** Start EXTRACTED RECORDS **

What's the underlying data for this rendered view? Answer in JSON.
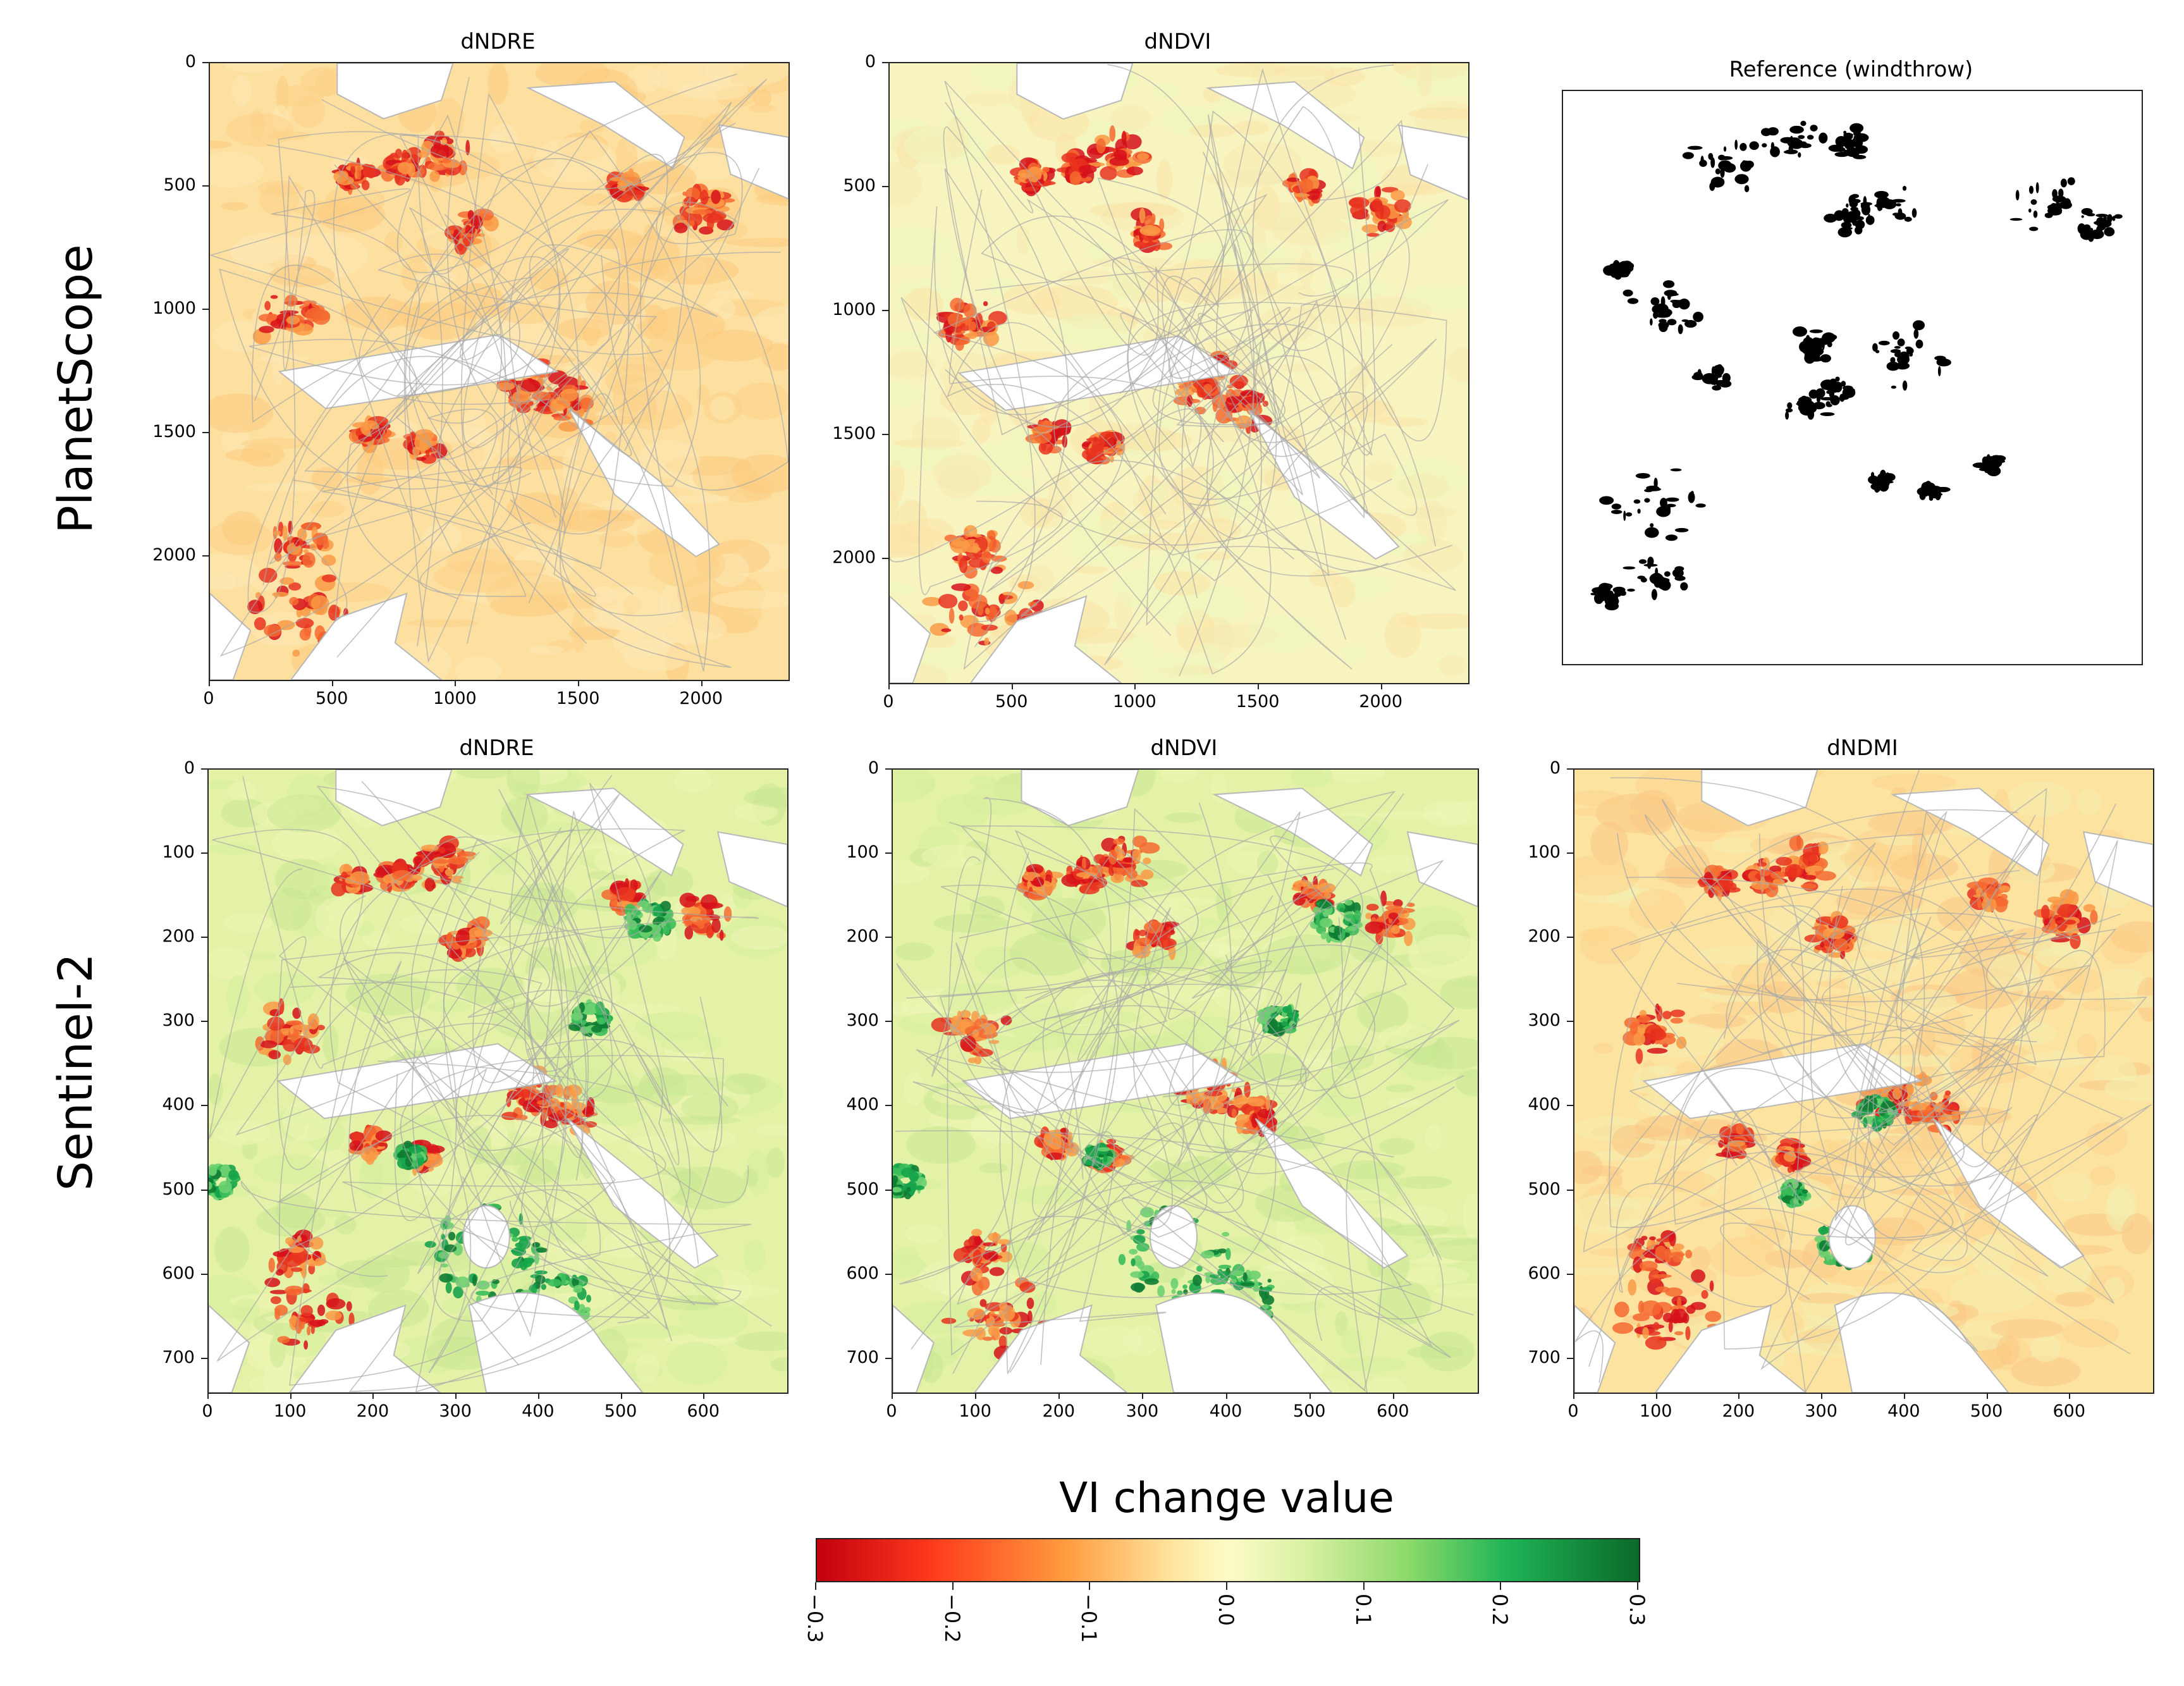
{
  "row_labels": [
    "PlanetScope",
    "Sentinel-2"
  ],
  "colorbar": {
    "title": "VI change value",
    "ticks": [
      "−0.3",
      "−0.2",
      "−0.1",
      "0.0",
      "0.1",
      "0.2",
      "0.3"
    ],
    "vmin": -0.3,
    "vmax": 0.3,
    "colors": [
      "#c2000f",
      "#ff3a1c",
      "#ff9a3e",
      "#ffe49c",
      "#fdfbc7",
      "#d6f0a0",
      "#8bd96a",
      "#1fb456",
      "#0b6a2a"
    ]
  },
  "panels": [
    {
      "id": "ps-dndre",
      "title": "dNDRE",
      "xticks": [
        "0",
        "500",
        "1000",
        "1500",
        "2000"
      ],
      "yticks": [
        "0",
        "500",
        "1000",
        "1500",
        "2000"
      ],
      "style": "ps"
    },
    {
      "id": "ps-dndvi",
      "title": "dNDVI",
      "xticks": [
        "0",
        "500",
        "1000",
        "1500",
        "2000"
      ],
      "yticks": [
        "0",
        "500",
        "1000",
        "1500",
        "2000"
      ],
      "style": "ps2"
    },
    {
      "id": "ps-ref",
      "title": "Reference (windthrow)",
      "xticks": [],
      "yticks": [],
      "style": "ref"
    },
    {
      "id": "s2-dndre",
      "title": "dNDRE",
      "xticks": [
        "0",
        "100",
        "200",
        "300",
        "400",
        "500",
        "600"
      ],
      "yticks": [
        "0",
        "100",
        "200",
        "300",
        "400",
        "500",
        "600",
        "700"
      ],
      "style": "s2"
    },
    {
      "id": "s2-dndvi",
      "title": "dNDVI",
      "xticks": [
        "0",
        "100",
        "200",
        "300",
        "400",
        "500",
        "600"
      ],
      "yticks": [
        "0",
        "100",
        "200",
        "300",
        "400",
        "500",
        "600",
        "700"
      ],
      "style": "s2"
    },
    {
      "id": "s2-dndmi",
      "title": "dNDMI",
      "xticks": [
        "0",
        "100",
        "200",
        "300",
        "400",
        "500",
        "600"
      ],
      "yticks": [
        "0",
        "100",
        "200",
        "300",
        "400",
        "500",
        "600",
        "700"
      ],
      "style": "s2b"
    }
  ],
  "chart_data": [
    {
      "type": "heatmap",
      "title": "dNDRE",
      "sensor": "PlanetScope",
      "xlim": [
        0,
        2350
      ],
      "ylim": [
        2500,
        0
      ],
      "clim": [
        -0.3,
        0.3
      ]
    },
    {
      "type": "heatmap",
      "title": "dNDVI",
      "sensor": "PlanetScope",
      "xlim": [
        0,
        2350
      ],
      "ylim": [
        2500,
        0
      ],
      "clim": [
        -0.3,
        0.3
      ]
    },
    {
      "type": "heatmap",
      "title": "Reference (windthrow)",
      "sensor": "PlanetScope",
      "binary": true
    },
    {
      "type": "heatmap",
      "title": "dNDRE",
      "sensor": "Sentinel-2",
      "xlim": [
        0,
        700
      ],
      "ylim": [
        740,
        0
      ],
      "clim": [
        -0.3,
        0.3
      ]
    },
    {
      "type": "heatmap",
      "title": "dNDVI",
      "sensor": "Sentinel-2",
      "xlim": [
        0,
        700
      ],
      "ylim": [
        740,
        0
      ],
      "clim": [
        -0.3,
        0.3
      ]
    },
    {
      "type": "heatmap",
      "title": "dNDMI",
      "sensor": "Sentinel-2",
      "xlim": [
        0,
        700
      ],
      "ylim": [
        740,
        0
      ],
      "clim": [
        -0.3,
        0.3
      ]
    }
  ]
}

** End EXTRACTED RECORDS **

§ PROBLEM TO SOLVE
Repeat the full listing above exactly, with no pictures in the copy.

§ FINISHED TASK
What's the underlying data for this rendered view? Answer in JSON.
{
  "row_labels": [
    "PlanetScope",
    "Sentinel-2"
  ],
  "colorbar": {
    "title": "VI change value",
    "ticks": [
      "−0.3",
      "−0.2",
      "−0.1",
      "0.0",
      "0.1",
      "0.2",
      "0.3"
    ],
    "vmin": -0.3,
    "vmax": 0.3,
    "colors": [
      "#c2000f",
      "#ff3a1c",
      "#ff9a3e",
      "#ffe49c",
      "#fdfbc7",
      "#d6f0a0",
      "#8bd96a",
      "#1fb456",
      "#0b6a2a"
    ]
  },
  "panels": [
    {
      "id": "ps-dndre",
      "title": "dNDRE",
      "xticks": [
        "0",
        "500",
        "1000",
        "1500",
        "2000"
      ],
      "yticks": [
        "0",
        "500",
        "1000",
        "1500",
        "2000"
      ],
      "style": "ps"
    },
    {
      "id": "ps-dndvi",
      "title": "dNDVI",
      "xticks": [
        "0",
        "500",
        "1000",
        "1500",
        "2000"
      ],
      "yticks": [
        "0",
        "500",
        "1000",
        "1500",
        "2000"
      ],
      "style": "ps2"
    },
    {
      "id": "ps-ref",
      "title": "Reference (windthrow)",
      "xticks": [],
      "yticks": [],
      "style": "ref"
    },
    {
      "id": "s2-dndre",
      "title": "dNDRE",
      "xticks": [
        "0",
        "100",
        "200",
        "300",
        "400",
        "500",
        "600"
      ],
      "yticks": [
        "0",
        "100",
        "200",
        "300",
        "400",
        "500",
        "600",
        "700"
      ],
      "style": "s2"
    },
    {
      "id": "s2-dndvi",
      "title": "dNDVI",
      "xticks": [
        "0",
        "100",
        "200",
        "300",
        "400",
        "500",
        "600"
      ],
      "yticks": [
        "0",
        "100",
        "200",
        "300",
        "400",
        "500",
        "600",
        "700"
      ],
      "style": "s2"
    },
    {
      "id": "s2-dndmi",
      "title": "dNDMI",
      "xticks": [
        "0",
        "100",
        "200",
        "300",
        "400",
        "500",
        "600"
      ],
      "yticks": [
        "0",
        "100",
        "200",
        "300",
        "400",
        "500",
        "600",
        "700"
      ],
      "style": "s2b"
    }
  ],
  "chart_data": [
    {
      "type": "heatmap",
      "title": "dNDRE",
      "sensor": "PlanetScope",
      "xlim": [
        0,
        2350
      ],
      "ylim": [
        2500,
        0
      ],
      "clim": [
        -0.3,
        0.3
      ]
    },
    {
      "type": "heatmap",
      "title": "dNDVI",
      "sensor": "PlanetScope",
      "xlim": [
        0,
        2350
      ],
      "ylim": [
        2500,
        0
      ],
      "clim": [
        -0.3,
        0.3
      ]
    },
    {
      "type": "heatmap",
      "title": "Reference (windthrow)",
      "sensor": "PlanetScope",
      "binary": true
    },
    {
      "type": "heatmap",
      "title": "dNDRE",
      "sensor": "Sentinel-2",
      "xlim": [
        0,
        700
      ],
      "ylim": [
        740,
        0
      ],
      "clim": [
        -0.3,
        0.3
      ]
    },
    {
      "type": "heatmap",
      "title": "dNDVI",
      "sensor": "Sentinel-2",
      "xlim": [
        0,
        700
      ],
      "ylim": [
        740,
        0
      ],
      "clim": [
        -0.3,
        0.3
      ]
    },
    {
      "type": "heatmap",
      "title": "dNDMI",
      "sensor": "Sentinel-2",
      "xlim": [
        0,
        700
      ],
      "ylim": [
        740,
        0
      ],
      "clim": [
        -0.3,
        0.3
      ]
    }
  ]
}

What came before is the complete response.